>> Begin

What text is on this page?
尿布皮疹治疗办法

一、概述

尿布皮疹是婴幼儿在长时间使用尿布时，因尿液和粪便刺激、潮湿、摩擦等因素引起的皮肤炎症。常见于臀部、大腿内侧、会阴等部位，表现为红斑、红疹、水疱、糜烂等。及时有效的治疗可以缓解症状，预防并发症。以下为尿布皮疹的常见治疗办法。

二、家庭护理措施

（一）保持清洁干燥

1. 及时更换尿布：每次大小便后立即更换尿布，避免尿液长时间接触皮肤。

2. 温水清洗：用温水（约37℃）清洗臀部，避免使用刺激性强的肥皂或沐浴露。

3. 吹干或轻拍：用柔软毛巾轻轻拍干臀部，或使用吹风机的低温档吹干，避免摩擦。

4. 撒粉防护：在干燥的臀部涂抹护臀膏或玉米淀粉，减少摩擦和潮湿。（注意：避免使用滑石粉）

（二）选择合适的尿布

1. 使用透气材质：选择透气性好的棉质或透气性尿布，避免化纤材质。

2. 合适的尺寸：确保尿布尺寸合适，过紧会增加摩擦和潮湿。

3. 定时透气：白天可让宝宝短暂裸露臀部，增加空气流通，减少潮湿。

>> End

*WORK TO DO*.
Give the entries once more, exactly as they appear.

*EXERCISE ANSWER*.
What text is on this page?
尿布皮疹治疗办法

一、概述

尿布皮疹是婴幼儿在长时间使用尿布时，因尿液和粪便刺激、潮湿、摩擦等因素引起的皮肤炎症。常见于臀部、大腿内侧、会阴等部位，表现为红斑、红疹、水疱、糜烂等。及时有效的治疗可以缓解症状，预防并发症。以下为尿布皮疹的常见治疗办法。

二、家庭护理措施

（一）保持清洁干燥

1. 及时更换尿布：每次大小便后立即更换尿布，避免尿液长时间接触皮肤。

2. 温水清洗：用温水（约37℃）清洗臀部，避免使用刺激性强的肥皂或沐浴露。

3. 吹干或轻拍：用柔软毛巾轻轻拍干臀部，或使用吹风机的低温档吹干，避免摩擦。

4. 撒粉防护：在干燥的臀部涂抹护臀膏或玉米淀粉，减少摩擦和潮湿。（注意：避免使用滑石粉）

（二）选择合适的尿布

1. 使用透气材质：选择透气性好的棉质或透气性尿布，避免化纤材质。

2. 合适的尺寸：确保尿布尺寸合适，过紧会增加摩擦和潮湿。

3. 定时透气：白天可让宝宝短暂裸露臀部，增加空气流通，减少潮湿。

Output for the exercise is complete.